> _Your instructions_
Records follow. Select each line holding "公司刚成立不久".

> _Exercise inputs_
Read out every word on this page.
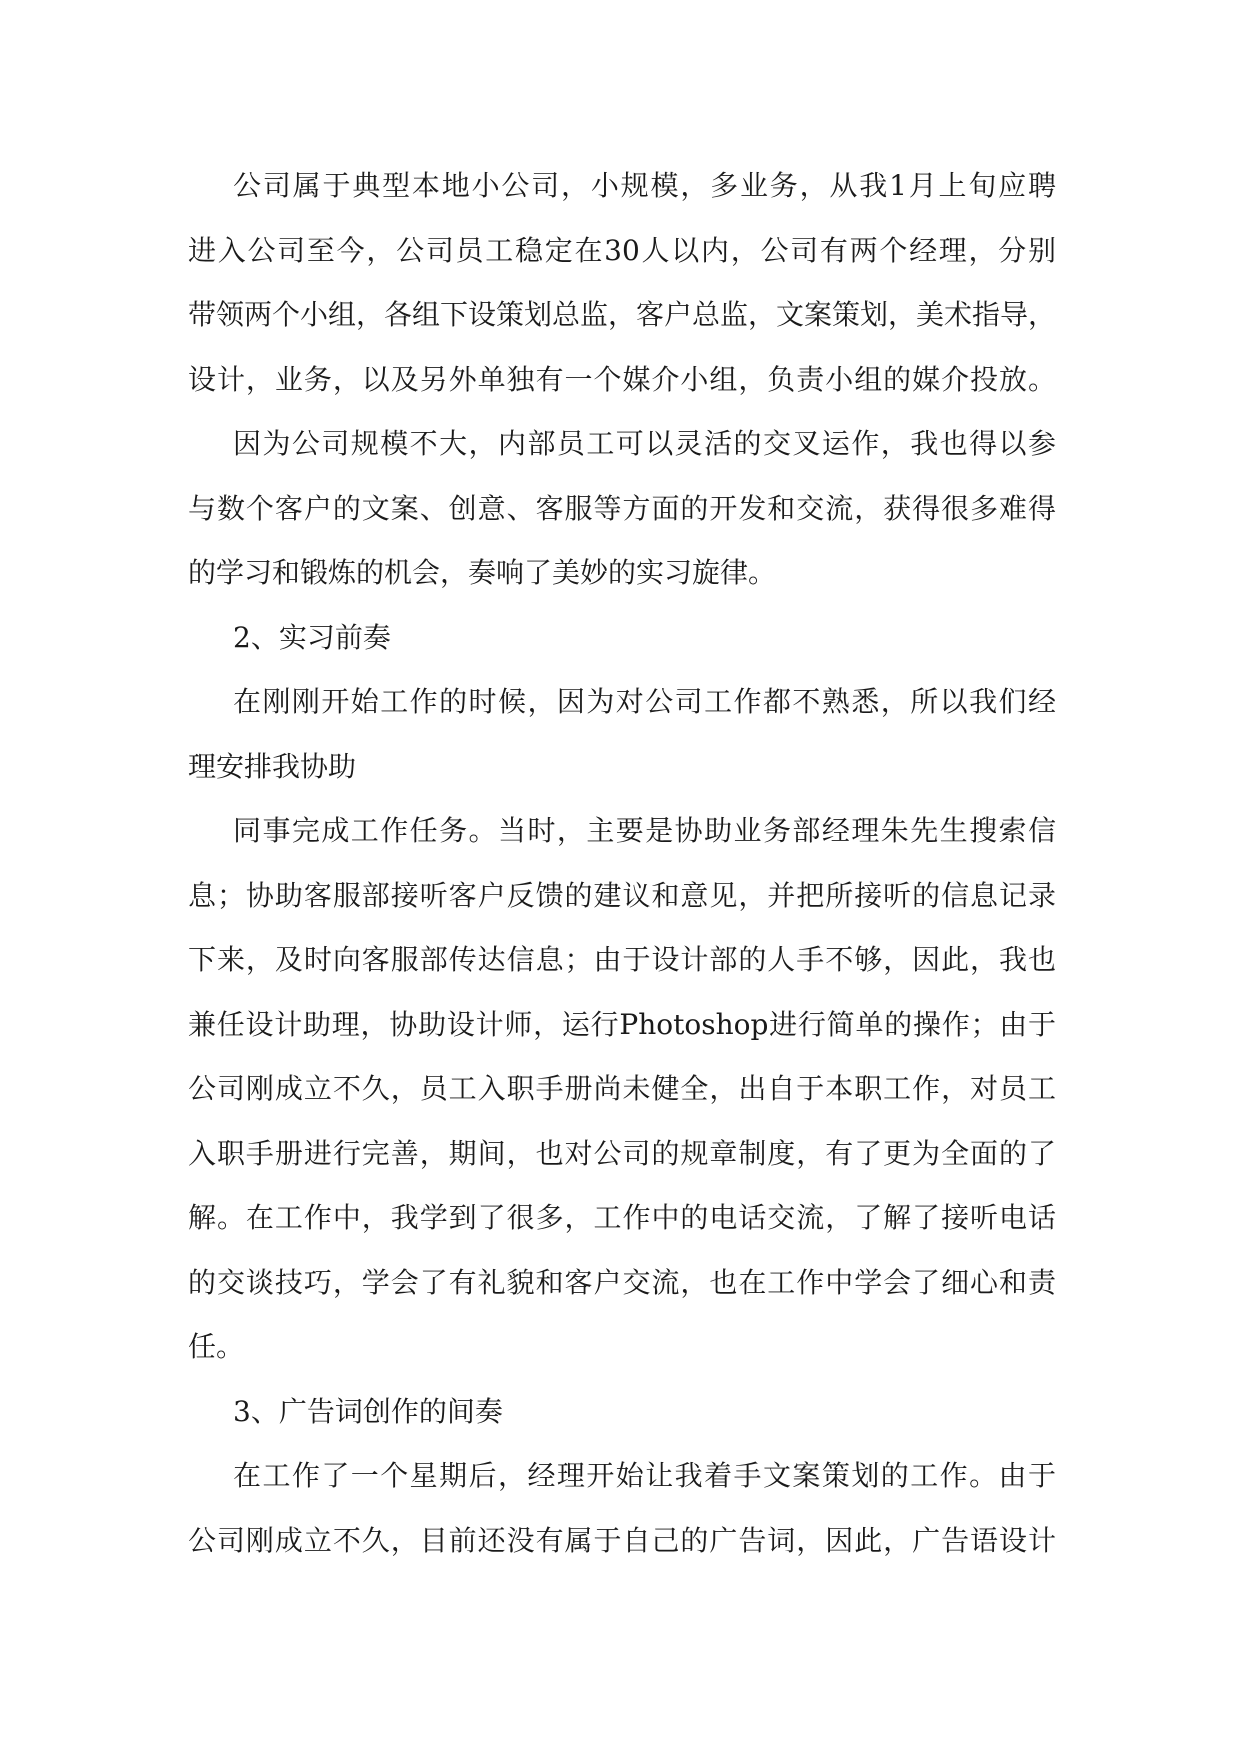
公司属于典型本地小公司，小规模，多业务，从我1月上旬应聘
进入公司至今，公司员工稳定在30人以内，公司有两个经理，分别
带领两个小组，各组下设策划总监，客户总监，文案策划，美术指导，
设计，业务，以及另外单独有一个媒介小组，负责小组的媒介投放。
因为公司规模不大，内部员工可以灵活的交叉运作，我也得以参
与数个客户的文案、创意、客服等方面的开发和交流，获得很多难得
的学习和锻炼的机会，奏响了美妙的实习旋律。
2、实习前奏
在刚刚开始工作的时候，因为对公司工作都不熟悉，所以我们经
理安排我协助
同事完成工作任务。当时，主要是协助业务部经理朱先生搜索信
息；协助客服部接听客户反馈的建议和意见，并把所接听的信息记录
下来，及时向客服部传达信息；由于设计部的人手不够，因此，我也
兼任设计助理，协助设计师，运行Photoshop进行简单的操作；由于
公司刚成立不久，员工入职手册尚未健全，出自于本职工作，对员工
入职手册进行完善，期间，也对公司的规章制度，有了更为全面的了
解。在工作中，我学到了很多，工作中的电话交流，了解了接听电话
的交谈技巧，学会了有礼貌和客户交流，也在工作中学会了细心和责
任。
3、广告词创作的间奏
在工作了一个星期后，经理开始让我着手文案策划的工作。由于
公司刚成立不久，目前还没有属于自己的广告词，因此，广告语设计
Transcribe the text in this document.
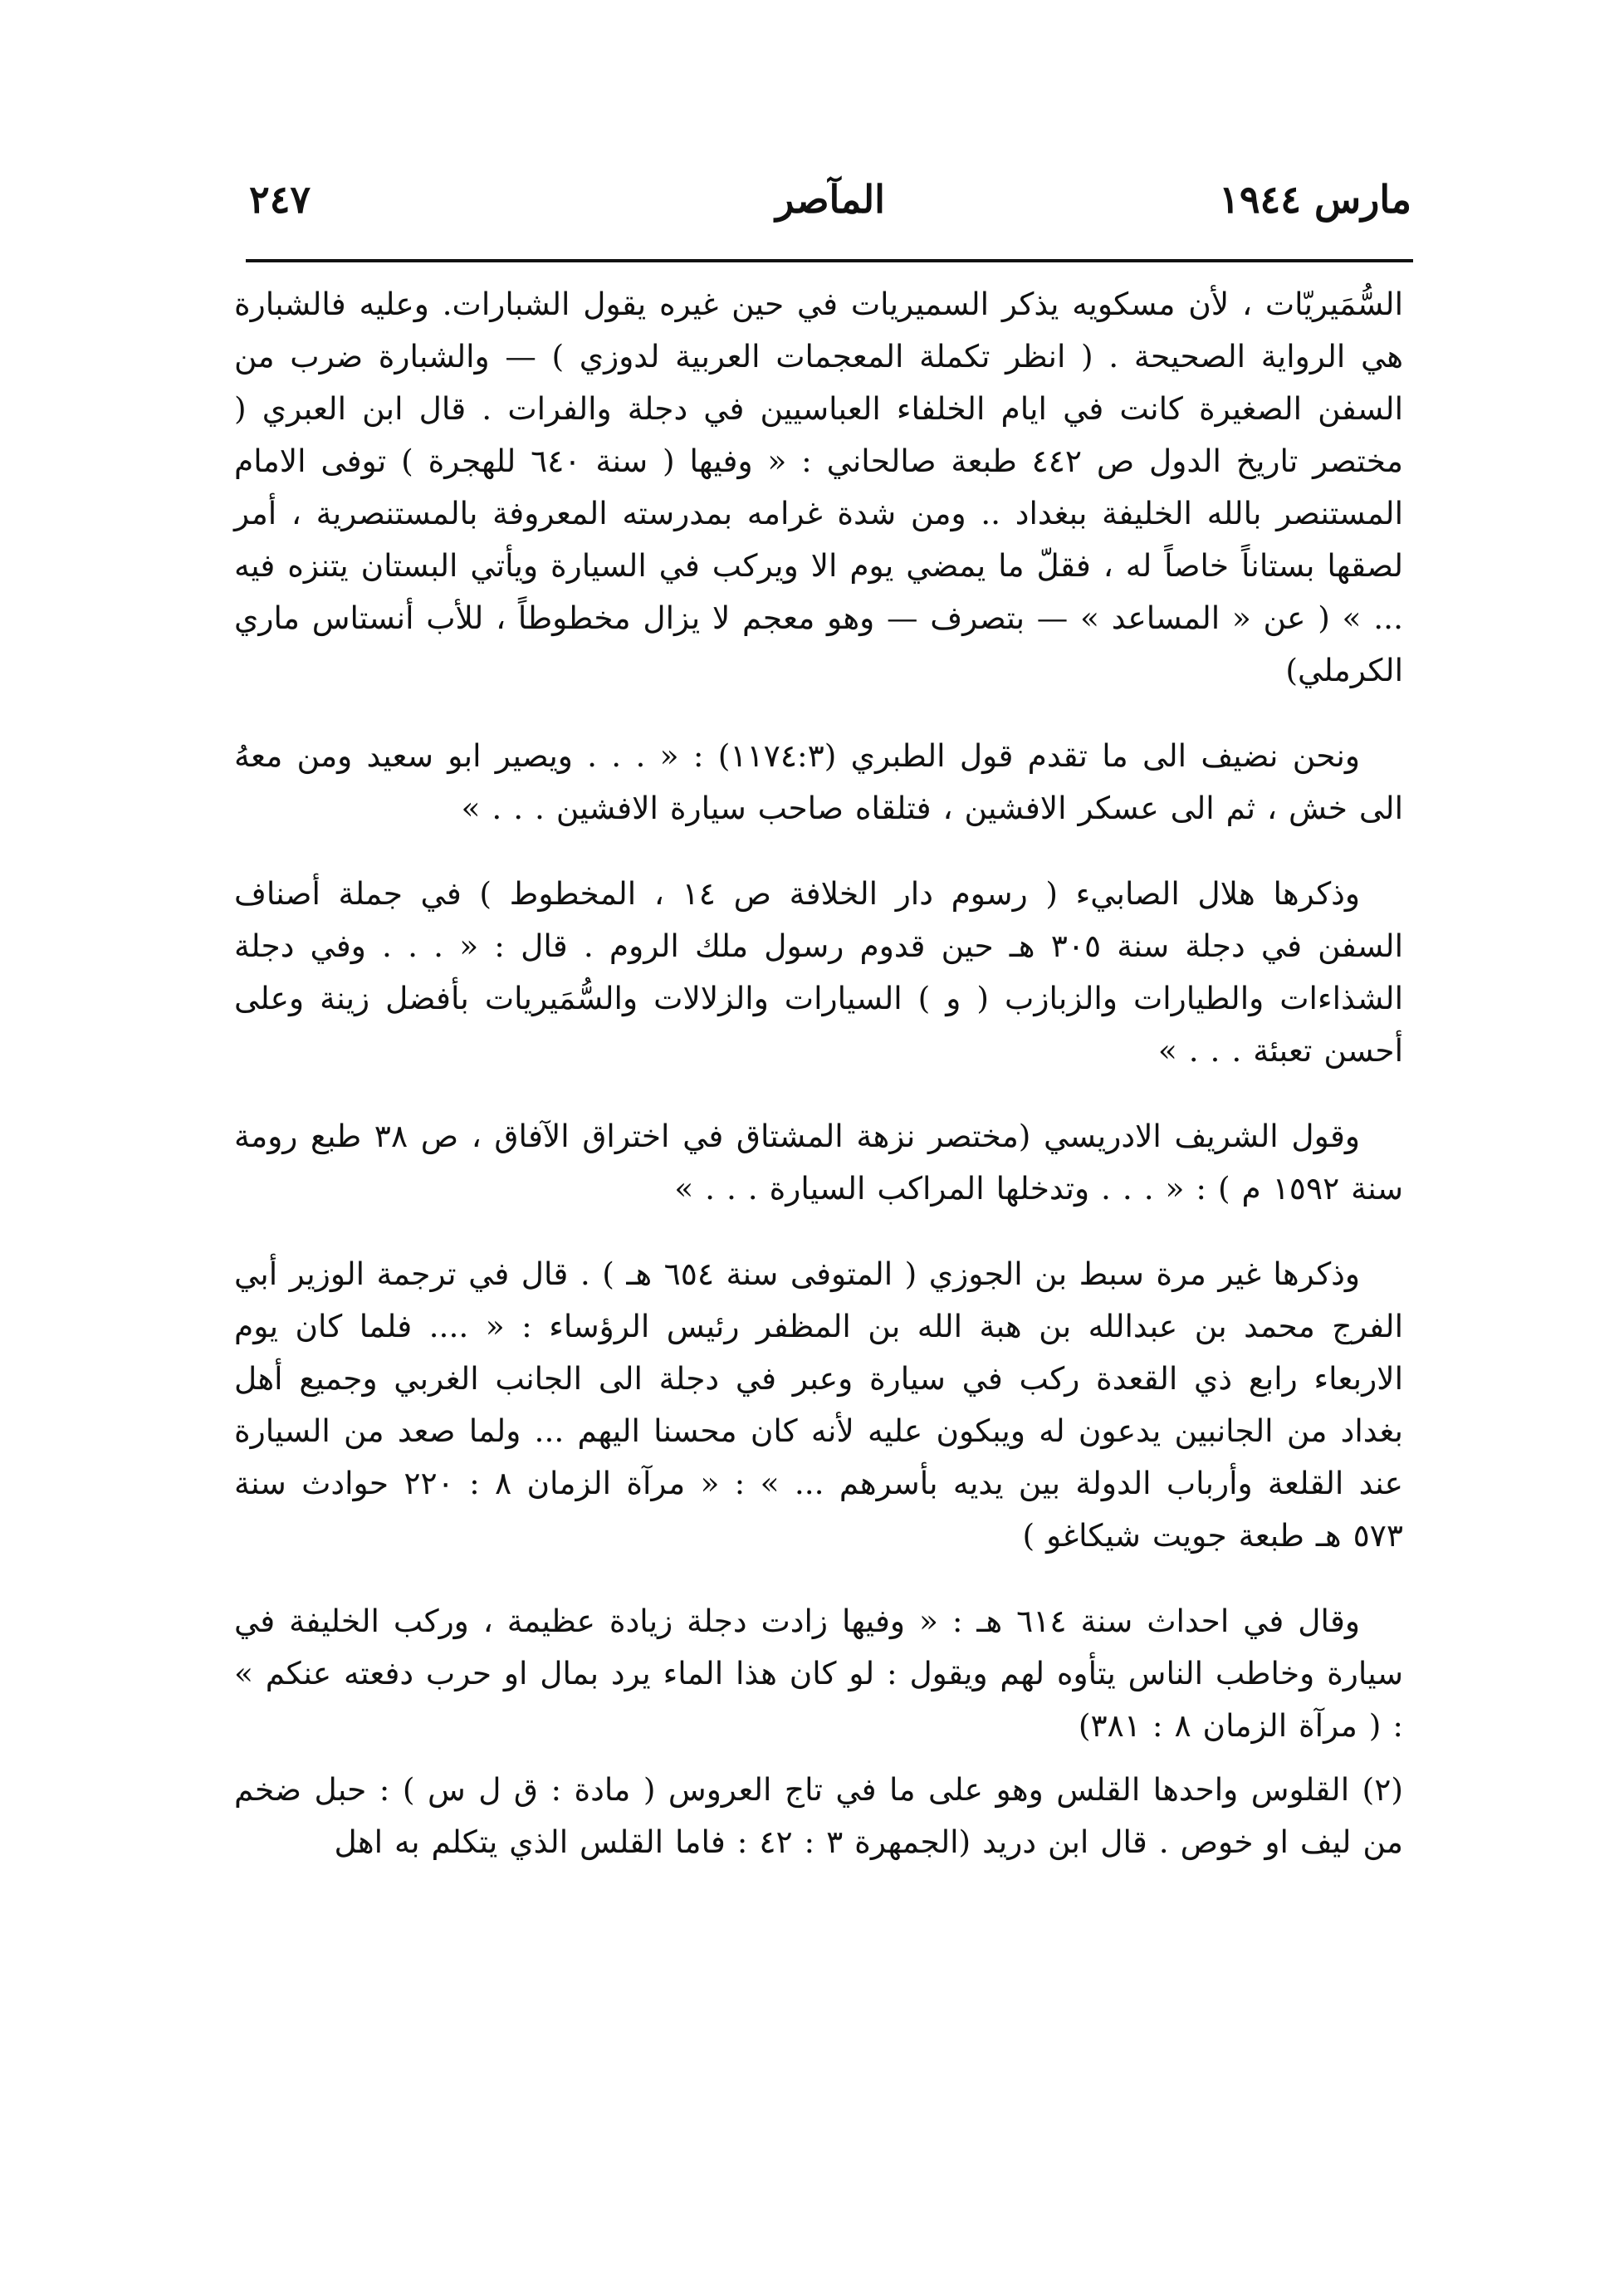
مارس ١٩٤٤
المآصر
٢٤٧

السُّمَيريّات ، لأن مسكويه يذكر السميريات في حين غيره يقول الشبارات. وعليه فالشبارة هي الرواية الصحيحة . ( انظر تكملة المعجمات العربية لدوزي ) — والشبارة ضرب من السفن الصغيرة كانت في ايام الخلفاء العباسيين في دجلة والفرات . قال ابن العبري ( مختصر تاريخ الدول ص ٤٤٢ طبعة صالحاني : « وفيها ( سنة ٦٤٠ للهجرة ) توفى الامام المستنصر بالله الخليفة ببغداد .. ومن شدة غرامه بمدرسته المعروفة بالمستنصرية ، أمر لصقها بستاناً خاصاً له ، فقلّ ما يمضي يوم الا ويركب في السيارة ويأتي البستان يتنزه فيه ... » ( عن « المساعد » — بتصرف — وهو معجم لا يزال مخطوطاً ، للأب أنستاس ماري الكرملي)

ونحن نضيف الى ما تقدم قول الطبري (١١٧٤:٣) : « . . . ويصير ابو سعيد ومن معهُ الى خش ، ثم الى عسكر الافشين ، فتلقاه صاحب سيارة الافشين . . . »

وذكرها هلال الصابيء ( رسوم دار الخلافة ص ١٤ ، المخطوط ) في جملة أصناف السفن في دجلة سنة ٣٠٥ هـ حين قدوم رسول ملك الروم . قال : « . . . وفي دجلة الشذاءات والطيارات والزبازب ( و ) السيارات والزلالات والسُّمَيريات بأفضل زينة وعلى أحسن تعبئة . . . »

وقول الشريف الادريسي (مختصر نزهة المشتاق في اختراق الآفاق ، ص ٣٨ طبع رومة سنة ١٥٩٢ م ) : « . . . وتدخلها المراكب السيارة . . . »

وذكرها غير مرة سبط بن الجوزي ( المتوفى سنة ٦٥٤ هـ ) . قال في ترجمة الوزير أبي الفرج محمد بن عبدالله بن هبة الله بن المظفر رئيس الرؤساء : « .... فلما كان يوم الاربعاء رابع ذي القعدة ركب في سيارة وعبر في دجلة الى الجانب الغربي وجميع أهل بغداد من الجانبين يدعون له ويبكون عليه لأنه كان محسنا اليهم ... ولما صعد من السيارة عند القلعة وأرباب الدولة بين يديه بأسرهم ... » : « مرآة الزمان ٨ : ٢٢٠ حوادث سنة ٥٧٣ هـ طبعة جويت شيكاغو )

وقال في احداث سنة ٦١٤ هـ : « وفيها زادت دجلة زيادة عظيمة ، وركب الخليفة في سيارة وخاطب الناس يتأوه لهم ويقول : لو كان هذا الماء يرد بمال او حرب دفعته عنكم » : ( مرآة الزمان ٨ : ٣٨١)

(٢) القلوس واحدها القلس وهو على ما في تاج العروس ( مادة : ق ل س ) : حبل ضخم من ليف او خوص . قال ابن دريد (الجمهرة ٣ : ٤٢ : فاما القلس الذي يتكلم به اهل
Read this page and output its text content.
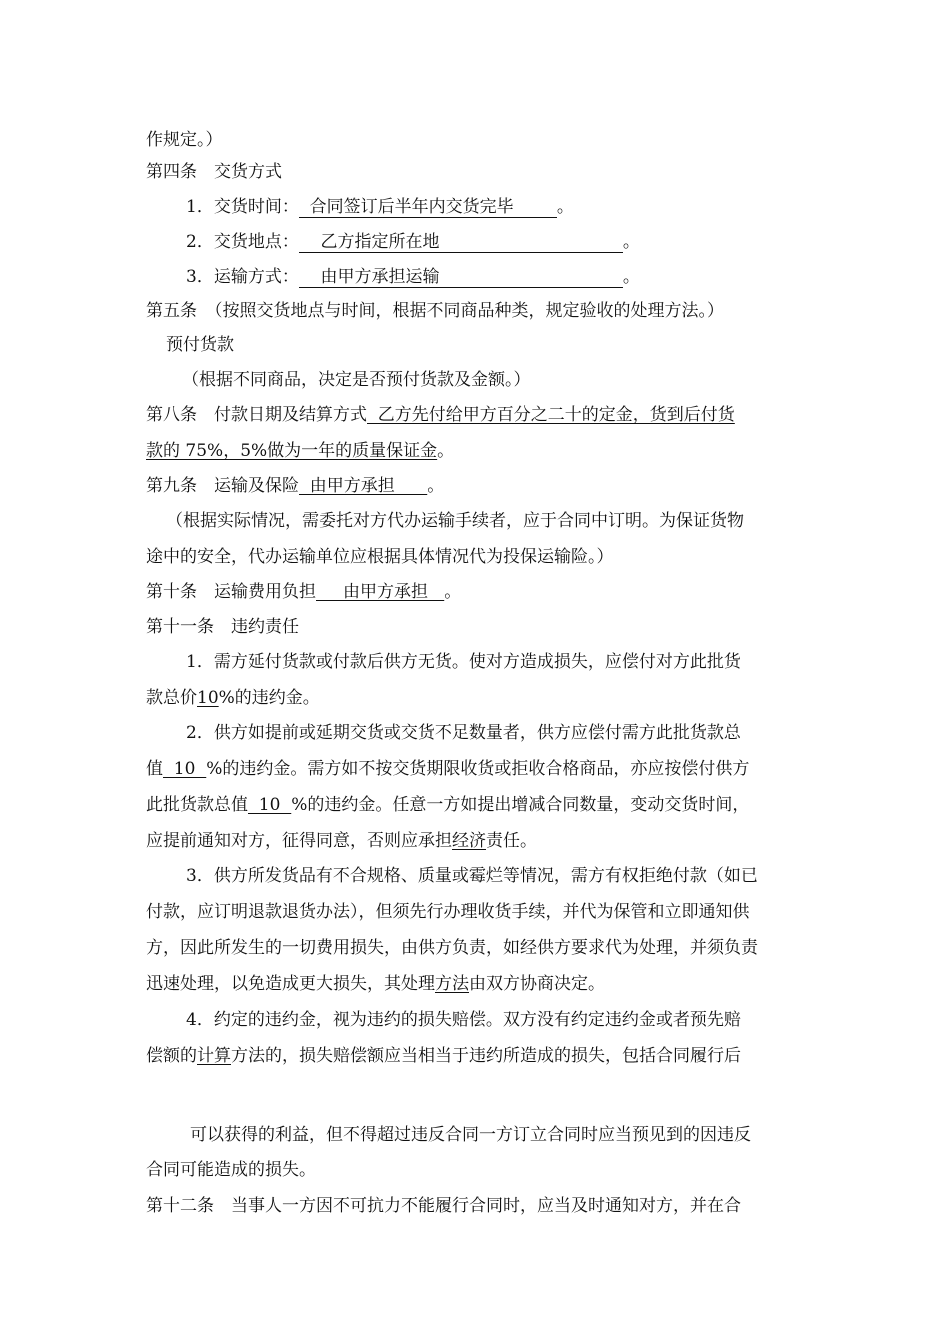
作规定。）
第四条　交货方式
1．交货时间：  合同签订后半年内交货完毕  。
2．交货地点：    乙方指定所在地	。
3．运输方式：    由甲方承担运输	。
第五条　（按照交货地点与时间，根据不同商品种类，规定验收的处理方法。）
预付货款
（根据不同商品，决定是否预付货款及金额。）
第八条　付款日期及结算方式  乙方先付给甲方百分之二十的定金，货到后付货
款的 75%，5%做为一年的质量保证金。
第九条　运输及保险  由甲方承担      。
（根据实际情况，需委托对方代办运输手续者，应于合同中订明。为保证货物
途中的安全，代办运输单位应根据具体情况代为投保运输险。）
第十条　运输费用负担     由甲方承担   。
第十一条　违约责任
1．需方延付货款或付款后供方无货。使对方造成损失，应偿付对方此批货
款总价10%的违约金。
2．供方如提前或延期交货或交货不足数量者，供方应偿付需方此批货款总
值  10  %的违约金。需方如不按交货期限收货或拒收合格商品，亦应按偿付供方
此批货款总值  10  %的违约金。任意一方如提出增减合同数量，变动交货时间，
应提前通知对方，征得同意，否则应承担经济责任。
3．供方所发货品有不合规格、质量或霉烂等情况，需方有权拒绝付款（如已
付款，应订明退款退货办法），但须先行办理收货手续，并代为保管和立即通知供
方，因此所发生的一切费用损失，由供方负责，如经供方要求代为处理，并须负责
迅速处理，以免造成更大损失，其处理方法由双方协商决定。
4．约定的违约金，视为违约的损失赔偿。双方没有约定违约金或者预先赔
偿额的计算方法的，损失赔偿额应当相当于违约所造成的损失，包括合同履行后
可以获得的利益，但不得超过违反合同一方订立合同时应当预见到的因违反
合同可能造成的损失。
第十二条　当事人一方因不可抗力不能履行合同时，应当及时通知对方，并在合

> _Full response_
公司刚成立不久，员工入职手册尚未健全，出自于本职工作，对员工
公司刚成立不久，目前还没有属于自己的广告词，因此，广告语设计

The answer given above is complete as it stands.